Retype each line of the material exactly, please, skipping any picture in it.
=====
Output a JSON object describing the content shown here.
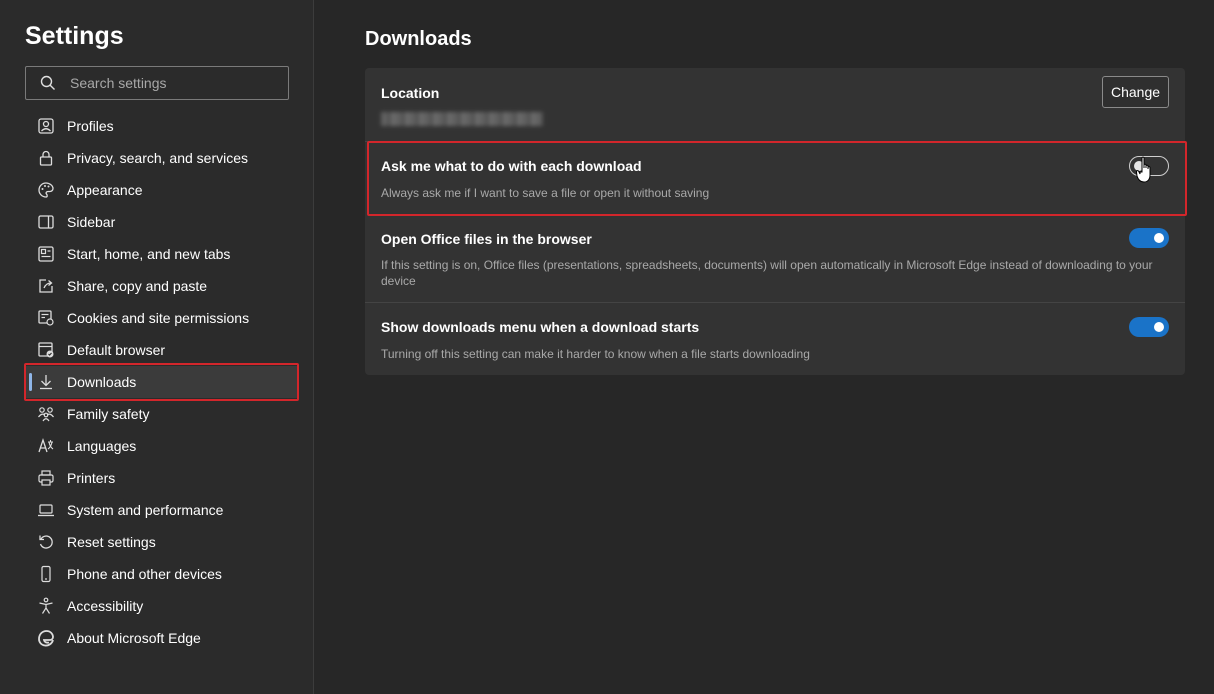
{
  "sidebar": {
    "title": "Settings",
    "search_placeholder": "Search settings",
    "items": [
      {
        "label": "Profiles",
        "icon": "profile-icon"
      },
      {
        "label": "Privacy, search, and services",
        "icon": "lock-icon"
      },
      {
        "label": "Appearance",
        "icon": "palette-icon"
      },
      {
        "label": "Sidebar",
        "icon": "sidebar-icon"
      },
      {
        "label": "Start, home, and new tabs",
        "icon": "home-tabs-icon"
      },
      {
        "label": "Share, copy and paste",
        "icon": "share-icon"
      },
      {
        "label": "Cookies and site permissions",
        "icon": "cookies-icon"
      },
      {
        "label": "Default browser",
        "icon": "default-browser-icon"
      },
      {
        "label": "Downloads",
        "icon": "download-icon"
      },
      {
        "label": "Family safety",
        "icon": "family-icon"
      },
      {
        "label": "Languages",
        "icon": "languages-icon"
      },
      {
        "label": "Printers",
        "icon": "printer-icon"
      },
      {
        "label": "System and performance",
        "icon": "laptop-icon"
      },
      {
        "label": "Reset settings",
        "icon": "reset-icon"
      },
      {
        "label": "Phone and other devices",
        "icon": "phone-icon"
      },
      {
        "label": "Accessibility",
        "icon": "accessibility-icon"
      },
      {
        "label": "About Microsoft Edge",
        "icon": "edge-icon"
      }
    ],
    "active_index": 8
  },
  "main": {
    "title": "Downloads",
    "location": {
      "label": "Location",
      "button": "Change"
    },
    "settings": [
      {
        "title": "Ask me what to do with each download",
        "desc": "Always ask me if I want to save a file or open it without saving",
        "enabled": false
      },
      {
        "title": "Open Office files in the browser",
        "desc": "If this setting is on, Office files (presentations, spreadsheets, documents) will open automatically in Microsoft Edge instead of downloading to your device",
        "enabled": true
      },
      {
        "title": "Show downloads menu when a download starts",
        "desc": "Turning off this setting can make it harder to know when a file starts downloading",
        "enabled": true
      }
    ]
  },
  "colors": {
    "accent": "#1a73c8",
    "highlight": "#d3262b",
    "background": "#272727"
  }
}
=====
- Answer:
Output a JSON object describing the content shown here.
{
  "sidebar": {
    "title": "Settings",
    "search_placeholder": "Search settings",
    "items": [
      {
        "label": "Profiles",
        "icon": "profile-icon"
      },
      {
        "label": "Privacy, search, and services",
        "icon": "lock-icon"
      },
      {
        "label": "Appearance",
        "icon": "palette-icon"
      },
      {
        "label": "Sidebar",
        "icon": "sidebar-icon"
      },
      {
        "label": "Start, home, and new tabs",
        "icon": "home-tabs-icon"
      },
      {
        "label": "Share, copy and paste",
        "icon": "share-icon"
      },
      {
        "label": "Cookies and site permissions",
        "icon": "cookies-icon"
      },
      {
        "label": "Default browser",
        "icon": "default-browser-icon"
      },
      {
        "label": "Downloads",
        "icon": "download-icon"
      },
      {
        "label": "Family safety",
        "icon": "family-icon"
      },
      {
        "label": "Languages",
        "icon": "languages-icon"
      },
      {
        "label": "Printers",
        "icon": "printer-icon"
      },
      {
        "label": "System and performance",
        "icon": "laptop-icon"
      },
      {
        "label": "Reset settings",
        "icon": "reset-icon"
      },
      {
        "label": "Phone and other devices",
        "icon": "phone-icon"
      },
      {
        "label": "Accessibility",
        "icon": "accessibility-icon"
      },
      {
        "label": "About Microsoft Edge",
        "icon": "edge-icon"
      }
    ],
    "active_index": 8
  },
  "main": {
    "title": "Downloads",
    "location": {
      "label": "Location",
      "button": "Change"
    },
    "settings": [
      {
        "title": "Ask me what to do with each download",
        "desc": "Always ask me if I want to save a file or open it without saving",
        "enabled": false
      },
      {
        "title": "Open Office files in the browser",
        "desc": "If this setting is on, Office files (presentations, spreadsheets, documents) will open automatically in Microsoft Edge instead of downloading to your device",
        "enabled": true
      },
      {
        "title": "Show downloads menu when a download starts",
        "desc": "Turning off this setting can make it harder to know when a file starts downloading",
        "enabled": true
      }
    ]
  },
  "colors": {
    "accent": "#1a73c8",
    "highlight": "#d3262b",
    "background": "#272727"
  }
}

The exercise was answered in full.